Task instructions: Pull every line of the entries that has the word "name".

---------- Dataset content

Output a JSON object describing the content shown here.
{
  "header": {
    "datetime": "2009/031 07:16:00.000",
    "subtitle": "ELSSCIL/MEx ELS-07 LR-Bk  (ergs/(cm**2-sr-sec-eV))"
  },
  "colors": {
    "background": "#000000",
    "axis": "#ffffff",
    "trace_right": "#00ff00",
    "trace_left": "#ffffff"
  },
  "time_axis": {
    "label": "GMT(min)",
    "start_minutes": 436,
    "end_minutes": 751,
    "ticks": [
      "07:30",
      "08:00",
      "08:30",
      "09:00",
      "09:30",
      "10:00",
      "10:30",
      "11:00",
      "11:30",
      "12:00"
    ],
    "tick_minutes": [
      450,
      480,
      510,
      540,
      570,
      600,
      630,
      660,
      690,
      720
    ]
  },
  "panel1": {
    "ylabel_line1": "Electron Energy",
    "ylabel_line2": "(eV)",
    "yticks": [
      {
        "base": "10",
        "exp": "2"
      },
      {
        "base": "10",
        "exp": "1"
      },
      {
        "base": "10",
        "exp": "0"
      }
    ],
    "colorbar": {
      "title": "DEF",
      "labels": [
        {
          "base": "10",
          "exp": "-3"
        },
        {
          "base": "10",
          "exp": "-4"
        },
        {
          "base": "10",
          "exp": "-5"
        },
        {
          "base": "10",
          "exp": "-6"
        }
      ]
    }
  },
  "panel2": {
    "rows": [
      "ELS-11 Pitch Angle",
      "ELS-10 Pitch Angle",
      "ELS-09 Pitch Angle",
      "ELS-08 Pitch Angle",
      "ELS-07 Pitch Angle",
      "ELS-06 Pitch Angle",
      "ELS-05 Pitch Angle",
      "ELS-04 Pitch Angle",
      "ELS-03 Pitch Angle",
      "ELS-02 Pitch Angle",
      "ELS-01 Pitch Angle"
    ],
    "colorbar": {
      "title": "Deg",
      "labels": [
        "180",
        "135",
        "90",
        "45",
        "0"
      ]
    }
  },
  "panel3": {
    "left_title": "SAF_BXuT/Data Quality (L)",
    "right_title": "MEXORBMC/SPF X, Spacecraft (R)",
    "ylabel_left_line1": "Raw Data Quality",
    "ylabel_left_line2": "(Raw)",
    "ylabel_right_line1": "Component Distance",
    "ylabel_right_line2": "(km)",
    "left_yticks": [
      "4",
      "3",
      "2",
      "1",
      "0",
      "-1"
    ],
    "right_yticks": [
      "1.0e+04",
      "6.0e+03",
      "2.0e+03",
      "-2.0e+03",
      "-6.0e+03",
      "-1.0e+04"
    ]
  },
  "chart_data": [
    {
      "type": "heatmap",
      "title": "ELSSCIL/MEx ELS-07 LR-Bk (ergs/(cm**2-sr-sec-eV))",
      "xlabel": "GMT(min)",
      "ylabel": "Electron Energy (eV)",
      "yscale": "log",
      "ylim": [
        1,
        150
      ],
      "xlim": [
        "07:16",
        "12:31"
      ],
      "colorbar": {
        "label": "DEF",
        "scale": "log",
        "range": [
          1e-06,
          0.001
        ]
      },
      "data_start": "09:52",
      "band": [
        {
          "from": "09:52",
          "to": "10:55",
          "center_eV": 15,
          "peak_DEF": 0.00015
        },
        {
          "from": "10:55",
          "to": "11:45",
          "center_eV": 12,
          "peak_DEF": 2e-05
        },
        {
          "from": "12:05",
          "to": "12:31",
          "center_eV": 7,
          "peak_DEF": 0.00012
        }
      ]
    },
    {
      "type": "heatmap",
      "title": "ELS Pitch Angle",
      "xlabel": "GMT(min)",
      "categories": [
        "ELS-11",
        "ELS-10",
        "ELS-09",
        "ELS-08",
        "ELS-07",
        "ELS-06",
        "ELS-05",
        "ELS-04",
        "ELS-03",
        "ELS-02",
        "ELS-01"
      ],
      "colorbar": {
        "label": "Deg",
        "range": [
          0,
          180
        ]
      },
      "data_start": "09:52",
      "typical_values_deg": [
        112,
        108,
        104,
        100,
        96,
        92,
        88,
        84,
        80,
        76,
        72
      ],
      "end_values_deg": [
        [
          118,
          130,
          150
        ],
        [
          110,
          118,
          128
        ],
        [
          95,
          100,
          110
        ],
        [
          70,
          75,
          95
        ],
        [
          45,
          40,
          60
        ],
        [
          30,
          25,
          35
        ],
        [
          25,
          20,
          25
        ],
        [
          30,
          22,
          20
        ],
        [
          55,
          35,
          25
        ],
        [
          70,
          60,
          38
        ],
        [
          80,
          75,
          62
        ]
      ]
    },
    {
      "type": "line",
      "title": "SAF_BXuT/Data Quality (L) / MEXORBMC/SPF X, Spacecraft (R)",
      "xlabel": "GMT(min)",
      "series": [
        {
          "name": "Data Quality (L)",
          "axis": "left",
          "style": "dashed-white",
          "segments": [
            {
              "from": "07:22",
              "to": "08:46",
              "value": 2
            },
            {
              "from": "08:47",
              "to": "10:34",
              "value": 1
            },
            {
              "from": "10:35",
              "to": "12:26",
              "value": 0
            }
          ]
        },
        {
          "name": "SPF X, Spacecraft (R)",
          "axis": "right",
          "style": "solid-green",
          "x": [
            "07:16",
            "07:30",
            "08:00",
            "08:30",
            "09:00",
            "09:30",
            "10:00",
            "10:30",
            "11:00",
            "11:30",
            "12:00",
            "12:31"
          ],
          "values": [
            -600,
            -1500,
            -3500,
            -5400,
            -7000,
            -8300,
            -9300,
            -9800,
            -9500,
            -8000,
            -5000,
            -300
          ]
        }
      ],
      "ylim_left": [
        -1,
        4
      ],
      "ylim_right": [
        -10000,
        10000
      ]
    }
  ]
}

--------------------

Solution for this task:
          "name": "Data Quality (L)",
          "name": "SPF X, Spacecraft (R)",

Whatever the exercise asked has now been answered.